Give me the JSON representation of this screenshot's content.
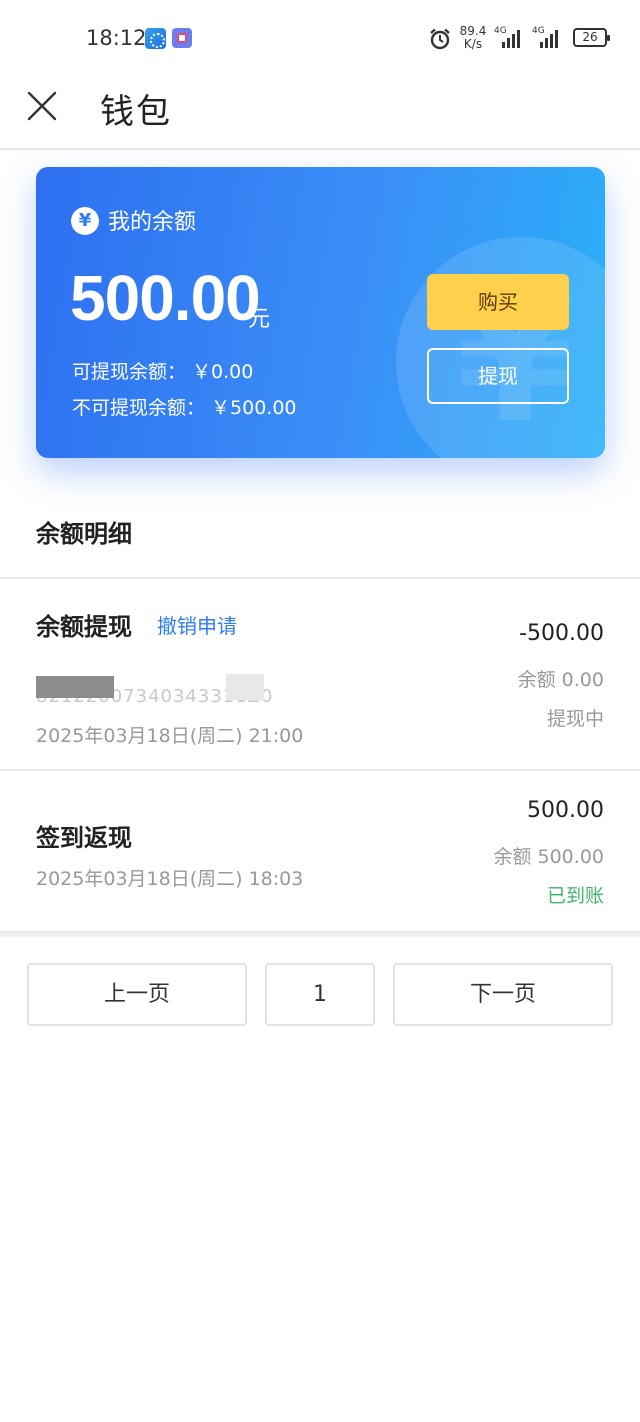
{
  "status_bar": {
    "time": "18:12",
    "net_speed_value": "89.4",
    "net_speed_unit": "K/s",
    "signal_label_1": "4G",
    "signal_label_2": "4G",
    "battery": "26"
  },
  "header": {
    "title": "钱包"
  },
  "balance_card": {
    "label": "我的余额",
    "amount": "500.00",
    "unit": "元",
    "withdrawable": "可提现余额： ￥0.00",
    "non_withdrawable": "不可提现余额： ￥500.00",
    "buy_label": "购买",
    "withdraw_label": "提现",
    "gradient_start": "#2d6ff0",
    "gradient_end": "#2ab0f8",
    "buy_color": "#ffd04c"
  },
  "details": {
    "title": "余额明细",
    "records": [
      {
        "title": "余额提现",
        "action": "撤销申请",
        "masked_text": "82122007340343311Z0",
        "date": "2025年03月18日(周二) 21:00",
        "amount": "-500.00",
        "balance": "余额 0.00",
        "status": "提现中",
        "status_color": "#999999"
      },
      {
        "title": "签到返现",
        "date": "2025年03月18日(周二) 18:03",
        "amount": "500.00",
        "balance": "余额 500.00",
        "status": "已到账",
        "status_color": "#3fb569"
      }
    ]
  },
  "pagination": {
    "prev_label": "上一页",
    "current_page": "1",
    "next_label": "下一页"
  }
}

Short problem ▸ Collect each line above holding the string "date".

Task response ▸
        "date": "2025年03月18日(周二) 21:00",
        "date": "2025年03月18日(周二) 18:03",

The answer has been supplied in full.